> **EXERCISE REQUIREMENTS**
Return every line below as is, leaving out the pictures.
==== LISTING
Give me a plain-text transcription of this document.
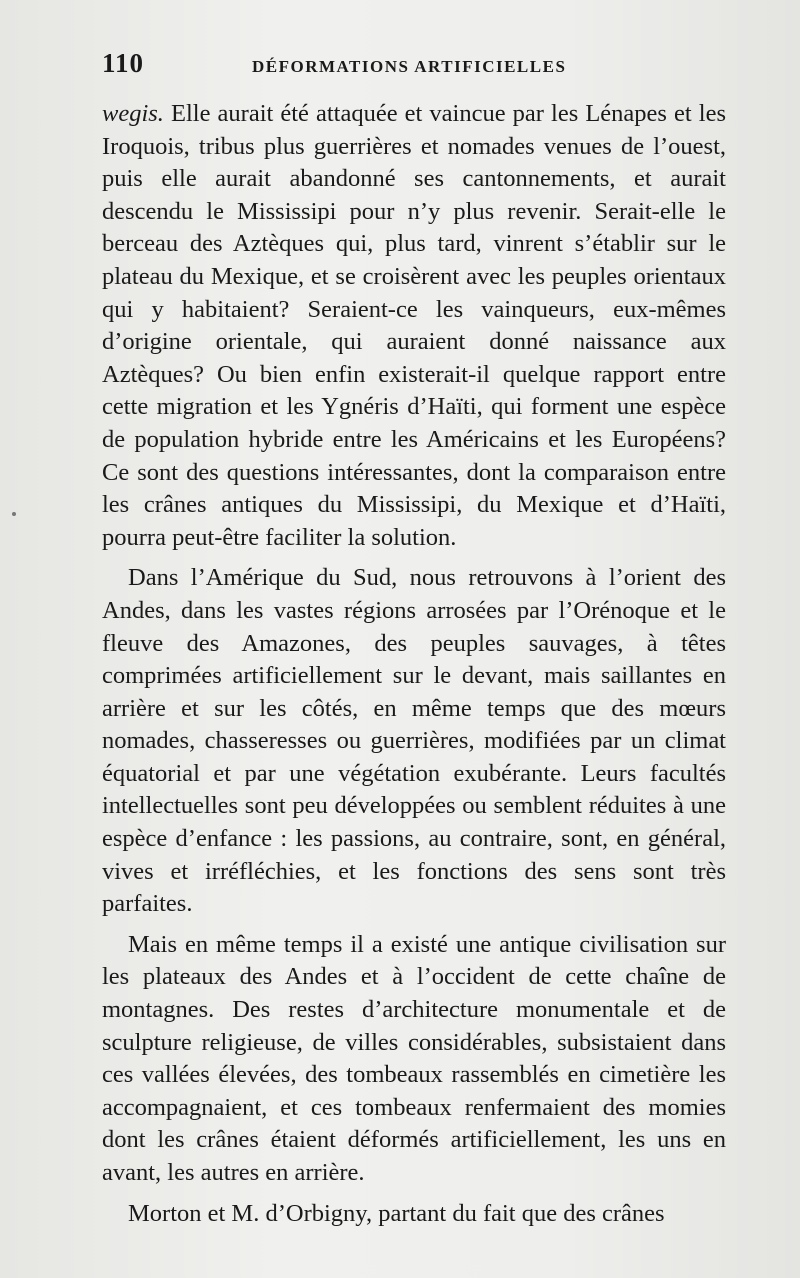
110	DÉFORMATIONS ARTIFICIELLES

wegis. Elle aurait été attaquée et vaincue par les Lénapes et les Iroquois, tribus plus guerrières et nomades venues de l’ouest, puis elle aurait abandonné ses cantonnements, et aurait descendu le Mississipi pour n’y plus revenir. Serait-elle le berceau des Aztèques qui, plus tard, vinrent s’établir sur le plateau du Mexique, et se croisèrent avec les peuples orientaux qui y habitaient? Seraient-ce les vainqueurs, eux-mêmes d’origine orientale, qui auraient donné naissance aux Aztèques? Ou bien enfin existerait-il quelque rapport entre cette migration et les Ygnéris d’Haïti, qui forment une espèce de population hybride entre les Américains et les Européens? Ce sont des questions intéressantes, dont la comparaison entre les crânes antiques du Mississipi, du Mexique et d’Haïti, pourra peut-être faciliter la solution.

Dans l’Amérique du Sud, nous retrouvons à l’orient des Andes, dans les vastes régions arrosées par l’Orénoque et le fleuve des Amazones, des peuples sauvages, à têtes comprimées artificiellement sur le devant, mais saillantes en arrière et sur les côtés, en même temps que des mœurs nomades, chasseresses ou guerrières, modifiées par un climat équatorial et par une végétation exubérante. Leurs facultés intellectuelles sont peu développées ou semblent réduites à une espèce d’enfance : les passions, au contraire, sont, en général, vives et irréfléchies, et les fonctions des sens sont très parfaites.

Mais en même temps il a existé une antique civilisation sur les plateaux des Andes et à l’occident de cette chaîne de montagnes. Des restes d’architecture monumentale et de sculpture religieuse, de villes considérables, subsistaient dans ces vallées élevées, des tombeaux rassemblés en cimetière les accompagnaient, et ces tombeaux renfermaient des momies dont les crânes étaient déformés artificiellement, les uns en avant, les autres en arrière.

Morton et M. d’Orbigny, partant du fait que des crânes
========
> **RESPONSE TO THIS EXERCISE**
Give me a plain-text transcription of this document.
110	DÉFORMATIONS ARTIFICIELLES

wegis. Elle aurait été attaquée et vaincue par les Lénapes et les Iroquois, tribus plus guerrières et nomades venues de l’ouest, puis elle aurait abandonné ses cantonnements, et aurait descendu le Mississipi pour n’y plus revenir. Serait-elle le berceau des Aztèques qui, plus tard, vinrent s’établir sur le plateau du Mexique, et se croisèrent avec les peuples orientaux qui y habitaient? Seraient-ce les vainqueurs, eux-mêmes d’origine orientale, qui auraient donné naissance aux Aztèques? Ou bien enfin existerait-il quelque rapport entre cette migration et les Ygnéris d’Haïti, qui forment une espèce de population hybride entre les Américains et les Européens? Ce sont des questions intéressantes, dont la comparaison entre les crânes antiques du Mississipi, du Mexique et d’Haïti, pourra peut-être faciliter la solution.

Dans l’Amérique du Sud, nous retrouvons à l’orient des Andes, dans les vastes régions arrosées par l’Orénoque et le fleuve des Amazones, des peuples sauvages, à têtes comprimées artificiellement sur le devant, mais saillantes en arrière et sur les côtés, en même temps que des mœurs nomades, chasseresses ou guerrières, modifiées par un climat équatorial et par une végétation exubérante. Leurs facultés intellectuelles sont peu développées ou semblent réduites à une espèce d’enfance : les passions, au contraire, sont, en général, vives et irréfléchies, et les fonctions des sens sont très parfaites.

Mais en même temps il a existé une antique civilisation sur les plateaux des Andes et à l’occident de cette chaîne de montagnes. Des restes d’architecture monumentale et de sculpture religieuse, de villes considérables, subsistaient dans ces vallées élevées, des tombeaux rassemblés en cimetière les accompagnaient, et ces tombeaux renfermaient des momies dont les crânes étaient déformés artificiellement, les uns en avant, les autres en arrière.

Morton et M. d’Orbigny, partant du fait que des crânes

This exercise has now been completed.